前記ステアリング装置特性データは、前記第1軸を時計回りに捩じったときに得られるステアリング装置の時計回り出力値と、前記第1軸を反時計回りに捩じったときに得られるステアリング装置の反時計回り出力値と、を含む、ステアリング装置の製造方法。
【請求項8】
請求項1に記載のステアリング装置の製造方法であって、
前記ステアリング装置特性データは、前記第1軸の中立位置と、前記伝達機構に接続される操舵輪の中立位置とのずれ量に関する情報を含む、ステアリング装置の製造方法。
【請求項9】
請求項1に記載のステアリング装置の製造方法であって、
前記ステアリング装置特性データは、前記第1軸の捩じれ量と前記パワーシリンダの内部の液圧との関係を示すデータ、または前記第1軸の捩じれ量と前記パワーシリンダに供給される作動液の液圧との関係を示すデータである、ステアリング装置の製造方法。
【請求項10】
請求項1に記載のステアリング装置の製造方法であって、
前記ステアリング装置特性データは、前記ポンプ装置の特性データを更に含む、ステアリング装置の製造方法。
【請求項11】
請求項10に記載のステアリング装置の製造方法であって、
前記ポンプ装置の特性データは、前記ポンプ装置が所定回転数で駆動しているときの単位時間当たりの前記ポンプ装置の吐出流量である、ステアリング装置の製造方法。
【請求項12】
請求項10に記載のステアリング装置の製造方法であって、
前記ポンプ装置の特性データは、前記ポンプ装置が第1所定回転数で駆動しているときの単位時間当たりの前記ポンプ装置の吐出流量である第1吐出特性データと、前記ポンプ装置が第2所定回転数で駆動しているときの単位時間当たりの前記ポンプ装置の吐出流量である第2吐出特性データとを含む、ステアリング装置の製造方法。
【請求項13】
請求項1に記載のステアリング装置の製造方法であって、
前記ステアリング装置に取り付けられる前記記録媒体は、バーコードまたは2次元バーコードである、ステアリング装置の製造方法。
【請求項14】
請求項1に記載のステアリング装置の製造方法であって、
前記ステアリング装置に取り付けられる前記記録媒体は、ICチップである、ステアリング装置の製造方法。
【請求項15】
請求項1に記載のステアリング装置の製造方法であって、
ステアリング装置特性データ読み取り工程と、ステアリング装置特性データ反映工程と、を更に含み、
前記ステアリング装置特性データ読み取り工程は、前記記録媒体を用いて前記ステアリング装置特性データを取得する工程であって、
前記ステアリング装置特性データ反映工程は、前記ステアリング装置と共に車両に搭載され、前記第1軸に回転力を付与する電動モータを駆動制御するコントローラのメモリ装置に前記ステアリング装置特性データを記憶させる工程である、ステアリング装置の製造方法。

掲載一覧

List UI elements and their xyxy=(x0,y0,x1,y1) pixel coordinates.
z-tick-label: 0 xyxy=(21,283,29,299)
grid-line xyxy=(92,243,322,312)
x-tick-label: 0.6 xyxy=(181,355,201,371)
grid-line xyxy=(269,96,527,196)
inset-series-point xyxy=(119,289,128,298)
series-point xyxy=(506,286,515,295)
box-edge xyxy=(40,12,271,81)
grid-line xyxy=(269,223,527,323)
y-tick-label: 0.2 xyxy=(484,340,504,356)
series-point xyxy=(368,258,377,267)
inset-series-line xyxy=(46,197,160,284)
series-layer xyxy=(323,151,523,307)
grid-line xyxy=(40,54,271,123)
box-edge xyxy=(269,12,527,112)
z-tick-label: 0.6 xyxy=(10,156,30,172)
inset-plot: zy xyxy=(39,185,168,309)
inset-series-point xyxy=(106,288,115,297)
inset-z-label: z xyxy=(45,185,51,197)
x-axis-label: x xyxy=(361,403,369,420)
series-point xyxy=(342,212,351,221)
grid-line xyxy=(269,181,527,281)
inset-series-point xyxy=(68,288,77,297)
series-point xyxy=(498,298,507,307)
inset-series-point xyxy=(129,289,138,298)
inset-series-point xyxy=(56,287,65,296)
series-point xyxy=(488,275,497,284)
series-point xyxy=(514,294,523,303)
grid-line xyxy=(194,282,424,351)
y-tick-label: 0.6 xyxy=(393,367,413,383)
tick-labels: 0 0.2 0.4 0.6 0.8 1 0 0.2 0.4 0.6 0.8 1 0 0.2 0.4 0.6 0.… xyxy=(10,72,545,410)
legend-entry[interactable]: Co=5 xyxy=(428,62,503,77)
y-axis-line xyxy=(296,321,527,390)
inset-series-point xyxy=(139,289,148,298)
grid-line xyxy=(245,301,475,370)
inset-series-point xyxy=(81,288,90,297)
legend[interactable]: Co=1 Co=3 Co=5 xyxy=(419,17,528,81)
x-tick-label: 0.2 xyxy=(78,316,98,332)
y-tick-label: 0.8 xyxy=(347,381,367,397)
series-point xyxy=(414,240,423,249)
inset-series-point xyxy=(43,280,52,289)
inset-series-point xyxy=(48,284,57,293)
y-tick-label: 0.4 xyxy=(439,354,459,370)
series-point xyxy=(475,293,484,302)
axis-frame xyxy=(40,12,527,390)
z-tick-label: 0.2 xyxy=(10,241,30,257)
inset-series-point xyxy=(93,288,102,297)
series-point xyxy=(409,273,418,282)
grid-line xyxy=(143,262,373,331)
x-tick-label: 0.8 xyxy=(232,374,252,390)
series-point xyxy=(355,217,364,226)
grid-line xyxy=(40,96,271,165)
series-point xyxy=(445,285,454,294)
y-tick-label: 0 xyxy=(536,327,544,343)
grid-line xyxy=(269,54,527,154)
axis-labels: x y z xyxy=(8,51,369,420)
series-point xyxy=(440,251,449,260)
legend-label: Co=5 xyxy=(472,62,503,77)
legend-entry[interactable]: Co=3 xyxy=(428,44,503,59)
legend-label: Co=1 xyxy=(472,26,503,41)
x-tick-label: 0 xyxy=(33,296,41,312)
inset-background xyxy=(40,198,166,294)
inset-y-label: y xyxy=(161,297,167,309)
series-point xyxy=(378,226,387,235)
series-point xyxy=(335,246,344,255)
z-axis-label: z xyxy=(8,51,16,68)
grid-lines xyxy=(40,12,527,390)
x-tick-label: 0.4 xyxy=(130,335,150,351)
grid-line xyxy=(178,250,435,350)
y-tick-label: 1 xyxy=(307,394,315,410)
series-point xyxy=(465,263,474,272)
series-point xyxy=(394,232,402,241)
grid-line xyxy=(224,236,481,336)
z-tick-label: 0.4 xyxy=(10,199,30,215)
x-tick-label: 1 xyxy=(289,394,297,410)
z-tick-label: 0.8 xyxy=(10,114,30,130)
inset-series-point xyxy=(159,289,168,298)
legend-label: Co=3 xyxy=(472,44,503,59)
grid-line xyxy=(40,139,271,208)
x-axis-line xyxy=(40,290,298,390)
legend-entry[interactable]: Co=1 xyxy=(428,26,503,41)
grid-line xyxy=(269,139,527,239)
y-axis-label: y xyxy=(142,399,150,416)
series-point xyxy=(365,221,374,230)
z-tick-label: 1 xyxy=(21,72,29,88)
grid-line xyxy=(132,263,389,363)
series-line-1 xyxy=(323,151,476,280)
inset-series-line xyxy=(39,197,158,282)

取り組む課題
a) 本文のうち、「前記ステアリング装置特性データは、前記第1軸を時計回りに」から「を更に含む、ステアリング装置の製造方法。」までを、両端の語句も含めて一字一句そのまま書き写しなさい。
b) 本文で、ステアリング装置に取り付けられる記録媒体として挙げられているものをすべて答えなさい。
c) 本文の請求項11では、ポンプ装置の特性データは何であるとされているか。
一覧は用いず、本文だけを手がかりに答えること。

解答
a)
前記ステアリング装置特性データは、前記第1軸を時計回りに捩じったときに得られるステアリング装置の時計回り出力値と、前記第1軸を反時計回りに捩じったときに得られるステアリング装置の反時計回り出力値と、を含む、ステアリング装置の製造方法。
【請求項8】
請求項1に記載のステアリング装置の製造方法であって、
前記ステアリング装置特性データは、前記第1軸の中立位置と、前記伝達機構に接続される操舵輪の中立位置とのずれ量に関する情報を含む、ステアリング装置の製造方法。
【請求項9】
請求項1に記載のステアリング装置の製造方法であって、
前記ステアリング装置特性データは、前記第1軸の捩じれ量と前記パワーシリンダの内部の液圧との関係を示すデータ、または前記第1軸の捩じれ量と前記パワーシリンダに供給される作動液の液圧との関係を示すデータである、ステアリング装置の製造方法。
【請求項10】
請求項1に記載のステアリング装置の製造方法であって、
前記ステアリング装置特性データは、前記ポンプ装置の特性データを更に含む、ステアリング装置の製造方法。

b) バーコード、2次元バーコード、ICチップ

c) ポンプ装置が所定回転数で駆動しているときの、単位時間当たりのポンプ装置の吐出流量である。